→ EXERCISE BRIEF: Below is a listing to transcribe in full and exactly; keep the pictures out.

→ RECORDS SUPPLIED:
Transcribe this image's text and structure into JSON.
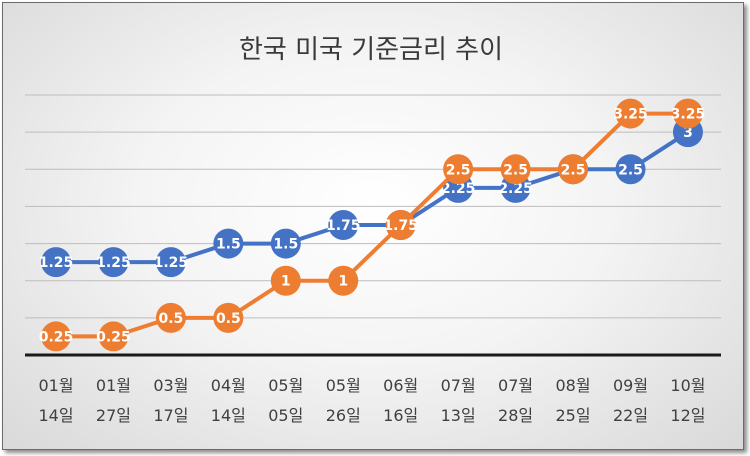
{
  "chart_data": {
    "type": "line",
    "title": "한국 미국 기준금리 추이",
    "xlabel": "",
    "ylabel": "",
    "categories": [
      [
        "01월",
        "14일"
      ],
      [
        "01월",
        "27일"
      ],
      [
        "03월",
        "17일"
      ],
      [
        "04월",
        "14일"
      ],
      [
        "05월",
        "05일"
      ],
      [
        "05월",
        "26일"
      ],
      [
        "06월",
        "16일"
      ],
      [
        "07월",
        "13일"
      ],
      [
        "07월",
        "28일"
      ],
      [
        "08월",
        "25일"
      ],
      [
        "09월",
        "22일"
      ],
      [
        "10월",
        "12일"
      ]
    ],
    "ylim": [
      0,
      3.5
    ],
    "grid": true,
    "legend": "none",
    "series": [
      {
        "color": "#4472C4",
        "values": [
          1.25,
          1.25,
          1.25,
          1.5,
          1.5,
          1.75,
          1.75,
          2.25,
          2.25,
          2.5,
          2.5,
          3
        ],
        "labels": [
          "1.25",
          "1.25",
          "1.25",
          "1.5",
          "1.5",
          "1.75",
          "1.75",
          "2.25",
          "2.25",
          "2.5",
          "2.5",
          "3"
        ]
      },
      {
        "color": "#ED7D31",
        "values": [
          0.25,
          0.25,
          0.5,
          0.5,
          1,
          1,
          1.75,
          2.5,
          2.5,
          2.5,
          3.25,
          3.25
        ],
        "labels": [
          "0.25",
          "0.25",
          "0.5",
          "0.5",
          "1",
          "1",
          "1.75",
          "2.5",
          "2.5",
          "2.5",
          "3.25",
          "3.25"
        ]
      }
    ]
  }
}
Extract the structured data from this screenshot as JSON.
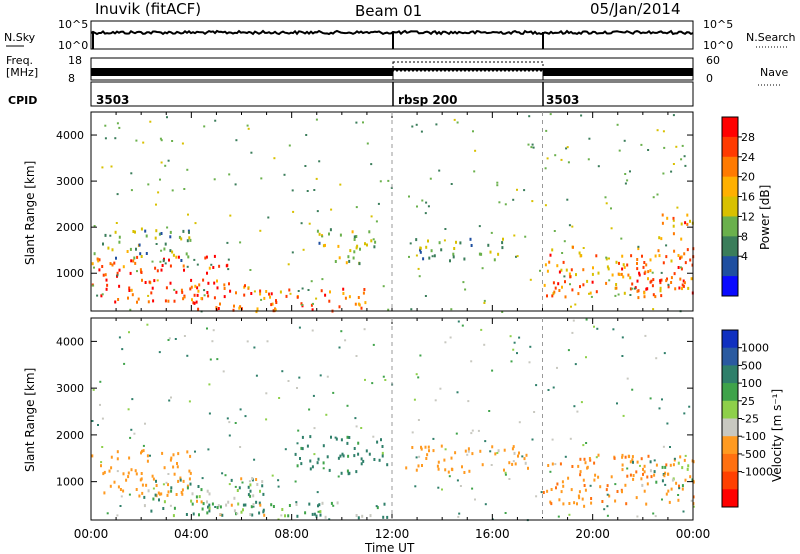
{
  "header": {
    "title": "Inuvik (fitACF)",
    "beam": "Beam 01",
    "date": "05/Jan/2014"
  },
  "noise_panel": {
    "left_label": "N.Sky",
    "right_label": "N.Search",
    "left_ticks": [
      "10^5",
      "10^0"
    ],
    "right_ticks": [
      "10^5",
      "10^0"
    ]
  },
  "freq_panel": {
    "left_label_1": "Freq.",
    "left_label_2": "[MHz]",
    "right_label": "Nave",
    "left_ticks": [
      "18",
      "8"
    ],
    "right_ticks": [
      "60",
      "0"
    ]
  },
  "cpid_panel": {
    "label": "CPID",
    "segments": [
      "3503",
      "rbsp 200",
      "3503"
    ]
  },
  "time_axis": {
    "label": "Time UT",
    "ticks": [
      "00:00",
      "04:00",
      "08:00",
      "12:00",
      "16:00",
      "20:00",
      "00:00"
    ]
  },
  "power_panel": {
    "ylabel": "Slant Range [km]",
    "yticks": [
      "4000",
      "3000",
      "2000",
      "1000"
    ],
    "colorbar_label": "Power [dB]",
    "colorbar_ticks": [
      "28",
      "24",
      "20",
      "16",
      "12",
      "8",
      "4"
    ],
    "colors": [
      "#ff0000",
      "#ff3a00",
      "#ff7a00",
      "#ffb000",
      "#d8c000",
      "#6ab04c",
      "#3a7d5a",
      "#1f4fa0",
      "#0a0aff"
    ]
  },
  "velocity_panel": {
    "ylabel": "Slant Range [km]",
    "yticks": [
      "4000",
      "3000",
      "2000",
      "1000"
    ],
    "colorbar_label": "Velocity [m s⁻¹]",
    "colorbar_ticks": [
      "1000",
      "500",
      "100",
      "25",
      "-25",
      "-100",
      "-500",
      "-1000"
    ],
    "colors": [
      "#1030c0",
      "#2a5aa0",
      "#2f7f6a",
      "#3fa34a",
      "#8ed04a",
      "#c8c8c0",
      "#ff9a20",
      "#ff7010",
      "#ff4000",
      "#ff0000"
    ]
  },
  "chart_data": {
    "type": "heatmap",
    "x_range_hours": [
      0,
      24
    ],
    "y_range_km": [
      180,
      4500
    ],
    "mode_changes_hours": [
      12,
      18
    ],
    "power_clusters": [
      {
        "t0": 0,
        "t1": 5.5,
        "r0": 400,
        "r1": 1400,
        "level": 27
      },
      {
        "t0": 0,
        "t1": 4,
        "r0": 1300,
        "r1": 2000,
        "level": 12
      },
      {
        "t0": 4,
        "t1": 7.5,
        "r0": 200,
        "r1": 800,
        "level": 25
      },
      {
        "t0": 6.5,
        "t1": 11,
        "r0": 200,
        "r1": 700,
        "level": 24
      },
      {
        "t0": 9,
        "t1": 11.5,
        "r0": 1200,
        "r1": 2000,
        "level": 14
      },
      {
        "t0": 12.8,
        "t1": 16.5,
        "r0": 1300,
        "r1": 1800,
        "level": 10
      },
      {
        "t0": 18,
        "t1": 24,
        "r0": 500,
        "r1": 1600,
        "level": 22
      },
      {
        "t0": 21,
        "t1": 24,
        "r0": 600,
        "r1": 1300,
        "level": 28
      },
      {
        "t0": 22.5,
        "t1": 24,
        "r0": 1700,
        "r1": 2300,
        "level": 22
      }
    ],
    "velocity_clusters": [
      {
        "t0": 0,
        "t1": 4,
        "r0": 700,
        "r1": 1700,
        "v": -300
      },
      {
        "t0": 2,
        "t1": 7,
        "r0": 300,
        "r1": 1100,
        "v": 50
      },
      {
        "t0": 4,
        "t1": 8,
        "r0": 300,
        "r1": 700,
        "v": 0
      },
      {
        "t0": 8,
        "t1": 11.8,
        "r0": 1200,
        "r1": 2000,
        "v": 200
      },
      {
        "t0": 8,
        "t1": 12,
        "r0": 250,
        "r1": 600,
        "v": 100
      },
      {
        "t0": 12.5,
        "t1": 17.5,
        "r0": 1200,
        "r1": 1800,
        "v": -250
      },
      {
        "t0": 18,
        "t1": 24,
        "r0": 500,
        "r1": 1600,
        "v": -400
      },
      {
        "t0": 21.5,
        "t1": 24,
        "r0": 900,
        "r1": 1500,
        "v": -10
      }
    ]
  }
}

→ THE RESPONSE:
Transcribe this image's text and structure into JSON.
{
  "chart_data": {
    "type": "line",
    "title": "한국 미국 기준금리 추이",
    "xlabel": "",
    "ylabel": "",
    "categories": [
      [
        "01월",
        "14일"
      ],
      [
        "01월",
        "27일"
      ],
      [
        "03월",
        "17일"
      ],
      [
        "04월",
        "14일"
      ],
      [
        "05월",
        "05일"
      ],
      [
        "05월",
        "26일"
      ],
      [
        "06월",
        "16일"
      ],
      [
        "07월",
        "13일"
      ],
      [
        "07월",
        "28일"
      ],
      [
        "08월",
        "25일"
      ],
      [
        "09월",
        "22일"
      ],
      [
        "10월",
        "12일"
      ]
    ],
    "ylim": [
      0,
      3.5
    ],
    "grid": true,
    "legend": "none",
    "series": [
      {
        "color": "#4472C4",
        "values": [
          1.25,
          1.25,
          1.25,
          1.5,
          1.5,
          1.75,
          1.75,
          2.25,
          2.25,
          2.5,
          2.5,
          3
        ],
        "labels": [
          "1.25",
          "1.25",
          "1.25",
          "1.5",
          "1.5",
          "1.75",
          "1.75",
          "2.25",
          "2.25",
          "2.5",
          "2.5",
          "3"
        ]
      },
      {
        "color": "#ED7D31",
        "values": [
          0.25,
          0.25,
          0.5,
          0.5,
          1,
          1,
          1.75,
          2.5,
          2.5,
          2.5,
          3.25,
          3.25
        ],
        "labels": [
          "0.25",
          "0.25",
          "0.5",
          "0.5",
          "1",
          "1",
          "1.75",
          "2.5",
          "2.5",
          "2.5",
          "3.25",
          "3.25"
        ]
      }
    ]
  }
}
Extract the structured data from this screenshot as JSON.
{
  "header": {
    "title": "Inuvik (fitACF)",
    "beam": "Beam 01",
    "date": "05/Jan/2014"
  },
  "noise_panel": {
    "left_label": "N.Sky",
    "right_label": "N.Search",
    "left_ticks": [
      "10^5",
      "10^0"
    ],
    "right_ticks": [
      "10^5",
      "10^0"
    ]
  },
  "freq_panel": {
    "left_label_1": "Freq.",
    "left_label_2": "[MHz]",
    "right_label": "Nave",
    "left_ticks": [
      "18",
      "8"
    ],
    "right_ticks": [
      "60",
      "0"
    ]
  },
  "cpid_panel": {
    "label": "CPID",
    "segments": [
      "3503",
      "rbsp 200",
      "3503"
    ]
  },
  "time_axis": {
    "label": "Time UT",
    "ticks": [
      "00:00",
      "04:00",
      "08:00",
      "12:00",
      "16:00",
      "20:00",
      "00:00"
    ]
  },
  "power_panel": {
    "ylabel": "Slant Range [km]",
    "yticks": [
      "4000",
      "3000",
      "2000",
      "1000"
    ],
    "colorbar_label": "Power [dB]",
    "colorbar_ticks": [
      "28",
      "24",
      "20",
      "16",
      "12",
      "8",
      "4"
    ],
    "colors": [
      "#ff0000",
      "#ff3a00",
      "#ff7a00",
      "#ffb000",
      "#d8c000",
      "#6ab04c",
      "#3a7d5a",
      "#1f4fa0",
      "#0a0aff"
    ]
  },
  "velocity_panel": {
    "ylabel": "Slant Range [km]",
    "yticks": [
      "4000",
      "3000",
      "2000",
      "1000"
    ],
    "colorbar_label": "Velocity [m s⁻¹]",
    "colorbar_ticks": [
      "1000",
      "500",
      "100",
      "25",
      "-25",
      "-100",
      "-500",
      "-1000"
    ],
    "colors": [
      "#1030c0",
      "#2a5aa0",
      "#2f7f6a",
      "#3fa34a",
      "#8ed04a",
      "#c8c8c0",
      "#ff9a20",
      "#ff7010",
      "#ff4000",
      "#ff0000"
    ]
  },
  "chart_data": {
    "type": "heatmap",
    "x_range_hours": [
      0,
      24
    ],
    "y_range_km": [
      180,
      4500
    ],
    "mode_changes_hours": [
      12,
      18
    ],
    "power_clusters": [
      {
        "t0": 0,
        "t1": 5.5,
        "r0": 400,
        "r1": 1400,
        "level": 27
      },
      {
        "t0": 0,
        "t1": 4,
        "r0": 1300,
        "r1": 2000,
        "level": 12
      },
      {
        "t0": 4,
        "t1": 7.5,
        "r0": 200,
        "r1": 800,
        "level": 25
      },
      {
        "t0": 6.5,
        "t1": 11,
        "r0": 200,
        "r1": 700,
        "level": 24
      },
      {
        "t0": 9,
        "t1": 11.5,
        "r0": 1200,
        "r1": 2000,
        "level": 14
      },
      {
        "t0": 12.8,
        "t1": 16.5,
        "r0": 1300,
        "r1": 1800,
        "level": 10
      },
      {
        "t0": 18,
        "t1": 24,
        "r0": 500,
        "r1": 1600,
        "level": 22
      },
      {
        "t0": 21,
        "t1": 24,
        "r0": 600,
        "r1": 1300,
        "level": 28
      },
      {
        "t0": 22.5,
        "t1": 24,
        "r0": 1700,
        "r1": 2300,
        "level": 22
      }
    ],
    "velocity_clusters": [
      {
        "t0": 0,
        "t1": 4,
        "r0": 700,
        "r1": 1700,
        "v": -300
      },
      {
        "t0": 2,
        "t1": 7,
        "r0": 300,
        "r1": 1100,
        "v": 50
      },
      {
        "t0": 4,
        "t1": 8,
        "r0": 300,
        "r1": 700,
        "v": 0
      },
      {
        "t0": 8,
        "t1": 11.8,
        "r0": 1200,
        "r1": 2000,
        "v": 200
      },
      {
        "t0": 8,
        "t1": 12,
        "r0": 250,
        "r1": 600,
        "v": 100
      },
      {
        "t0": 12.5,
        "t1": 17.5,
        "r0": 1200,
        "r1": 1800,
        "v": -250
      },
      {
        "t0": 18,
        "t1": 24,
        "r0": 500,
        "r1": 1600,
        "v": -400
      },
      {
        "t0": 21.5,
        "t1": 24,
        "r0": 900,
        "r1": 1500,
        "v": -10
      }
    ]
  }
}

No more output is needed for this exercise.